(Dataset listings of figures)
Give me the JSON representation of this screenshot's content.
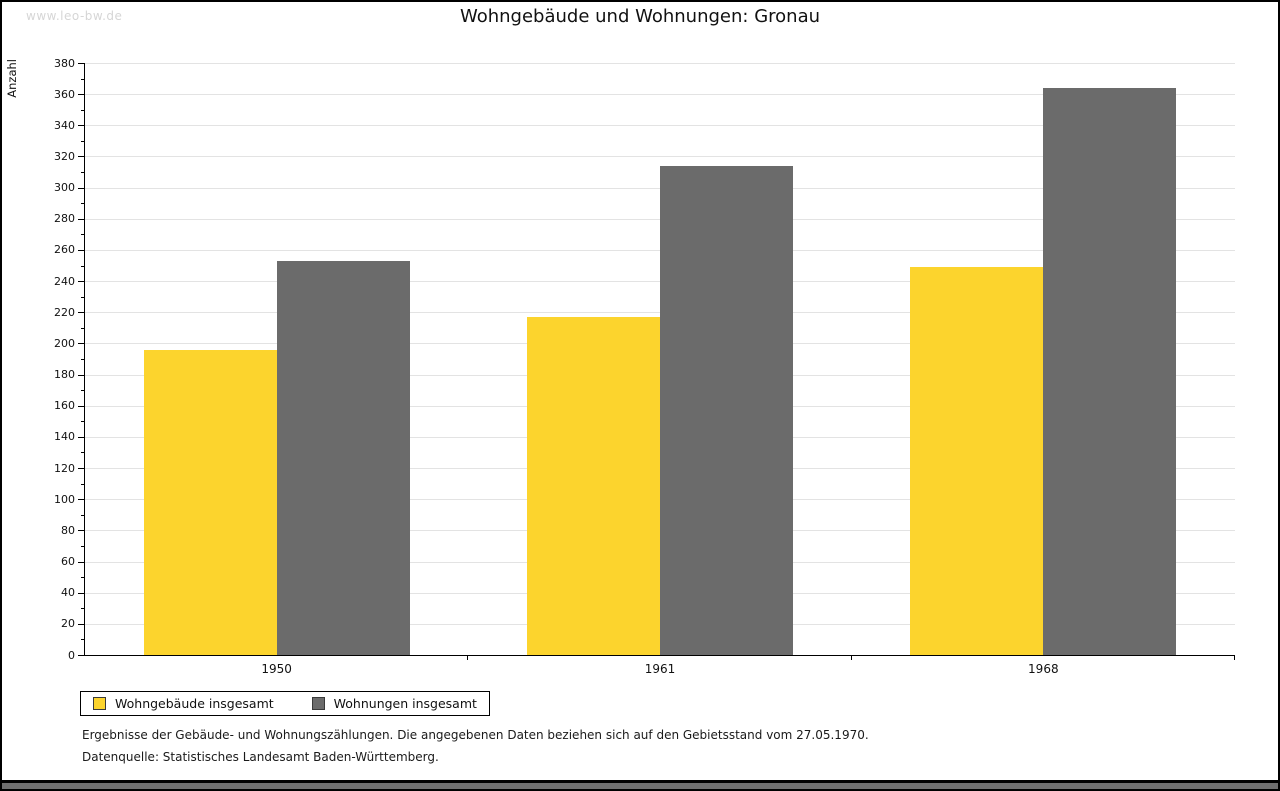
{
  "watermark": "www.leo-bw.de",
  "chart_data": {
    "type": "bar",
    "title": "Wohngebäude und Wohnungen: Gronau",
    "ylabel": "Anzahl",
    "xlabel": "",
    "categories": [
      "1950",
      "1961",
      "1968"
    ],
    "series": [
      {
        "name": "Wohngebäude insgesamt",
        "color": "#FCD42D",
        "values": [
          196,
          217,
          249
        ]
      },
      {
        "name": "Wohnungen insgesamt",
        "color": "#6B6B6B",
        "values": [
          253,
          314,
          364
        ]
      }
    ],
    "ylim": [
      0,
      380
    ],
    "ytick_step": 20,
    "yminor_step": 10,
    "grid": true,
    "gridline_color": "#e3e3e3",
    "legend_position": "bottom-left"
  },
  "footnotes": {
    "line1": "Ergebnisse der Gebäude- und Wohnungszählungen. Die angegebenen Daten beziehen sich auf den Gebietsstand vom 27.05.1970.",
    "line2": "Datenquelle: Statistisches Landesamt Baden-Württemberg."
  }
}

* * *

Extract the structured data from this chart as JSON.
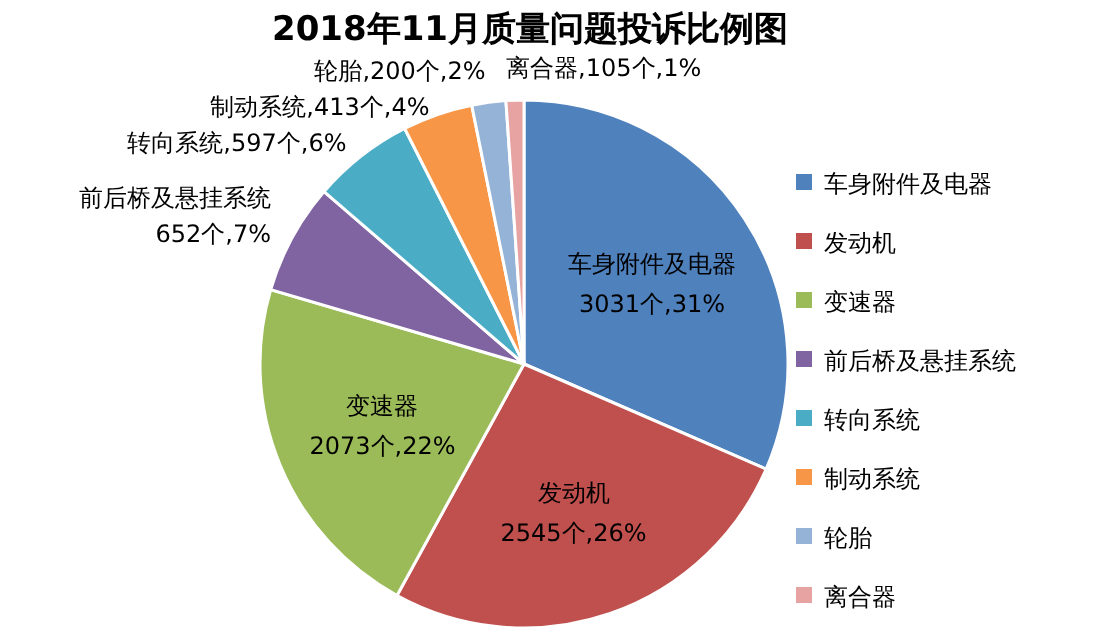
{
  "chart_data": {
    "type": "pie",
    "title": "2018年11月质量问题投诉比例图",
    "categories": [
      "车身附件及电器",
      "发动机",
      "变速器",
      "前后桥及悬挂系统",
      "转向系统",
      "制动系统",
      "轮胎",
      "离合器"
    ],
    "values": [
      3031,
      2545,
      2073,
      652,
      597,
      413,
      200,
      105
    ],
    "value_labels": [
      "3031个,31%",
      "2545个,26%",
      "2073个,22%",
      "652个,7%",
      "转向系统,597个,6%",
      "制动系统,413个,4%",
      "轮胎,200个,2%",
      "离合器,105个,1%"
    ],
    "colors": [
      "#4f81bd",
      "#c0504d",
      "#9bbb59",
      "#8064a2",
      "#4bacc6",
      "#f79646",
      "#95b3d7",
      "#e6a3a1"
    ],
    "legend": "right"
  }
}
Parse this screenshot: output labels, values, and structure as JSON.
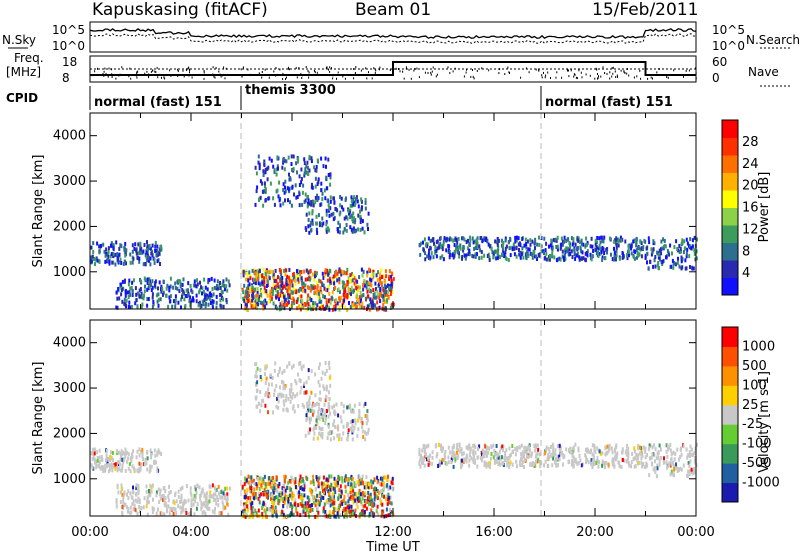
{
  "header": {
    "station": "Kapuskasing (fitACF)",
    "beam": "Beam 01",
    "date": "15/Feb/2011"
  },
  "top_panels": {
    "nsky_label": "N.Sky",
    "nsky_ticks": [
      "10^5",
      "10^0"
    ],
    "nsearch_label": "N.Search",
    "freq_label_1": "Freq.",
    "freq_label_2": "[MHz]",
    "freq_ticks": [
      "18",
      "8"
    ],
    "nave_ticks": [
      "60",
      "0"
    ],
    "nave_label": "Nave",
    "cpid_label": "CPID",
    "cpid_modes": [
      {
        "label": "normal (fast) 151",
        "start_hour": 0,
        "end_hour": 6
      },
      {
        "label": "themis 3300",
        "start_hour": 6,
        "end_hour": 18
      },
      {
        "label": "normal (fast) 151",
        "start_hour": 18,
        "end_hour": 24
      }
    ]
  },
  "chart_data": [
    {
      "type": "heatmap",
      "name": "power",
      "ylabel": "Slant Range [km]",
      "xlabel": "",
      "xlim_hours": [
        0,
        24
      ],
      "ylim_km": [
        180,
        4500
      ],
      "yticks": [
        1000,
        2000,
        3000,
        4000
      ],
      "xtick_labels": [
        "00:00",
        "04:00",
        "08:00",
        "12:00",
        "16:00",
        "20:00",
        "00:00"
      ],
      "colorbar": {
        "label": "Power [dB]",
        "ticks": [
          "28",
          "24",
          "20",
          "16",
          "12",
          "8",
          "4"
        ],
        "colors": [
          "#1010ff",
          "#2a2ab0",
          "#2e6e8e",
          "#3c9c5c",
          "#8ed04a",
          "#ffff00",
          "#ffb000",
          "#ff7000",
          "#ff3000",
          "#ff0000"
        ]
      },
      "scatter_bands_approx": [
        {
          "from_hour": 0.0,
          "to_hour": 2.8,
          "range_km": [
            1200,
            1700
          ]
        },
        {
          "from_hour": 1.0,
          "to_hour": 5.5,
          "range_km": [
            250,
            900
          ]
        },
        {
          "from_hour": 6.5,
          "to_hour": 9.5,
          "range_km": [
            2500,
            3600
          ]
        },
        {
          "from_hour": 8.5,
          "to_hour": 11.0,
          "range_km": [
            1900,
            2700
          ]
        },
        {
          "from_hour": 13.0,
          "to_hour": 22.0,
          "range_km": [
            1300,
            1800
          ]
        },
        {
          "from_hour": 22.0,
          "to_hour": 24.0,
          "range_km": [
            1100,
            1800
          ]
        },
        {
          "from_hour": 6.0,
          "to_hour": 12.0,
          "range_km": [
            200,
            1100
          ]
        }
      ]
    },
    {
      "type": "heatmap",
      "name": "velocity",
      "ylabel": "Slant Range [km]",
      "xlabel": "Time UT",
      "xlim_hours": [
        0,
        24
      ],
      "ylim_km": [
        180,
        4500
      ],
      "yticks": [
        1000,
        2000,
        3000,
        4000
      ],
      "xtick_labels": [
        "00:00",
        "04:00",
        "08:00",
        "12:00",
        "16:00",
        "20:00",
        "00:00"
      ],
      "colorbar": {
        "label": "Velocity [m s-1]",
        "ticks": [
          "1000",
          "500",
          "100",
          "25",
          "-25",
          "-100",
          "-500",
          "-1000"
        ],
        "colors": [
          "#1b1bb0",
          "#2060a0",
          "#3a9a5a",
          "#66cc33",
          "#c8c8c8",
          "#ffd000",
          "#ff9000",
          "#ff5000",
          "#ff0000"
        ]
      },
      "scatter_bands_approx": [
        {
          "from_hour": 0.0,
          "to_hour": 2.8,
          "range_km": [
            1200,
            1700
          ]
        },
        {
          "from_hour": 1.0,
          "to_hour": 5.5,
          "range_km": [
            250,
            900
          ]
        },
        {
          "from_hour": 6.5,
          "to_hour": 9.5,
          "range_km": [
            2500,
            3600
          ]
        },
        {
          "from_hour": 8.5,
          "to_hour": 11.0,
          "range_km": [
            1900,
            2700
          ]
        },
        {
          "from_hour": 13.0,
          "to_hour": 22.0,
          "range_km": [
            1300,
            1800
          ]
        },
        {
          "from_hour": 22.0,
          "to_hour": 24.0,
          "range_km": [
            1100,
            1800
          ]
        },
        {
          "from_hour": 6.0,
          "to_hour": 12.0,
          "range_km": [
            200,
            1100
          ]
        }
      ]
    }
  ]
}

* Exercise *
All lines holding the word "JSON" should be picked out and copied.

* Problem solution *
Give me the JSON representation of this screenshot's content.
Extract the structured data from this chart as JSON.
Parse this screenshot: output labels, values, and structure as JSON.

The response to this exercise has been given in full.